* [WORK TO BE COMPLETED]: Please report every line from the material that contains the word "title".

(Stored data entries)
┄┄┄┄┄┄┄┄┄┄┄┄┄┄┄┄┄┄┄┄

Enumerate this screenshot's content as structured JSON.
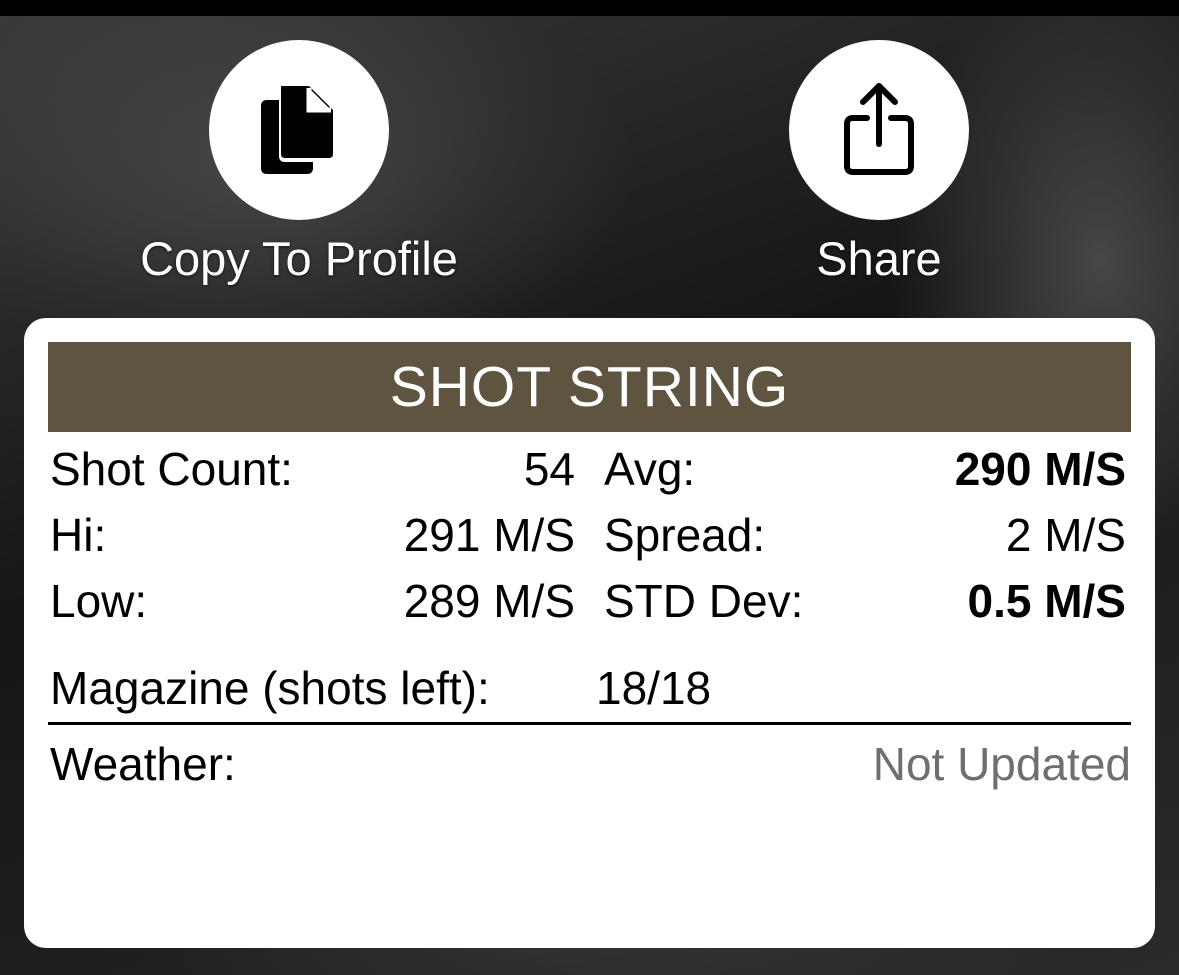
{
  "actions": {
    "copy_label": "Copy To Profile",
    "share_label": "Share"
  },
  "icons": {
    "copy": "copy-documents-icon",
    "share": "share-icon"
  },
  "shot_string": {
    "title": "SHOT STRING",
    "header_color": "#5e5440",
    "shot_count_label": "Shot Count:",
    "shot_count_value": "54",
    "avg_label": "Avg:",
    "avg_value": "290 M/S",
    "hi_label": "Hi:",
    "hi_value": "291 M/S",
    "spread_label": "Spread:",
    "spread_value": "2 M/S",
    "low_label": "Low:",
    "low_value": "289 M/S",
    "std_dev_label": "STD Dev:",
    "std_dev_value": "0.5 M/S",
    "magazine_label": "Magazine (shots left):",
    "magazine_value": "18/18",
    "weather_label": "Weather:",
    "weather_value": "Not Updated"
  }
}
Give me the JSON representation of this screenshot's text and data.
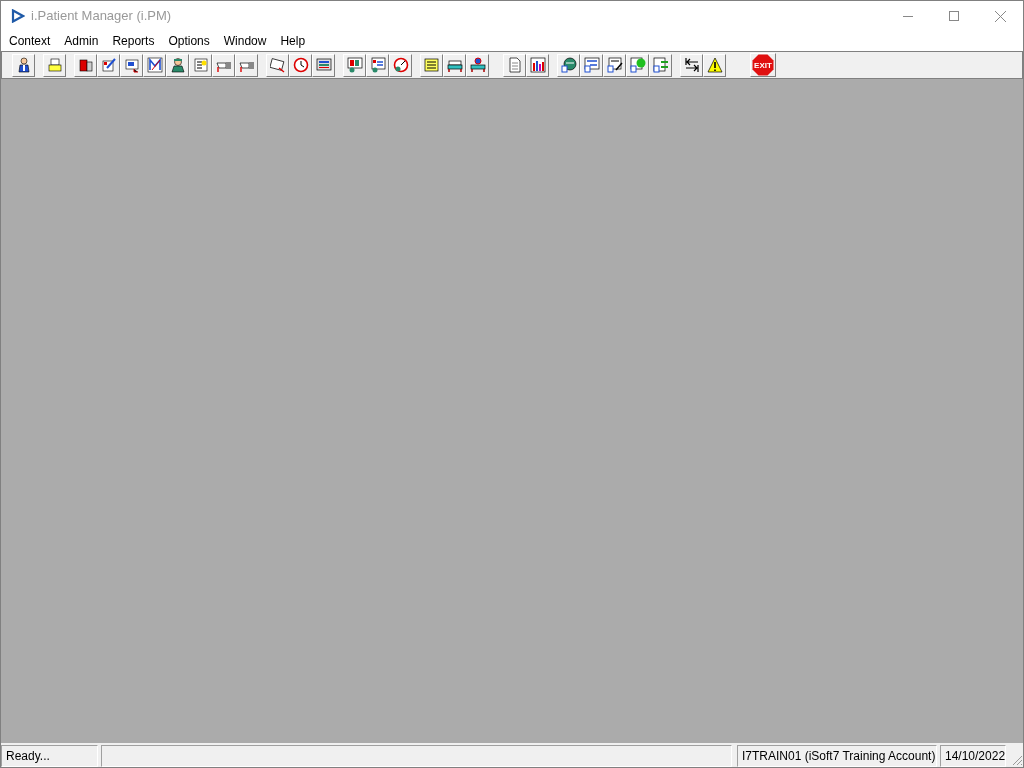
{
  "window": {
    "title": "i.Patient Manager (i.PM)"
  },
  "menu": [
    "Context",
    "Admin",
    "Reports",
    "Options",
    "Window",
    "Help"
  ],
  "toolbar": {
    "exit_label": "EXIT"
  },
  "status_bar": {
    "message": "Ready...",
    "account": "I7TRAIN01 (iSoft7 Training Account)",
    "date": "14/10/2022"
  }
}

┄┄┄┄┄┄┄┄┄┄┄┄┄┄┄┄┄┄┄┄

* [PROBLEM SOLUTION]:
    "title": "SHOT STRING",
    "title": "i.Patient Manager (i.PM)"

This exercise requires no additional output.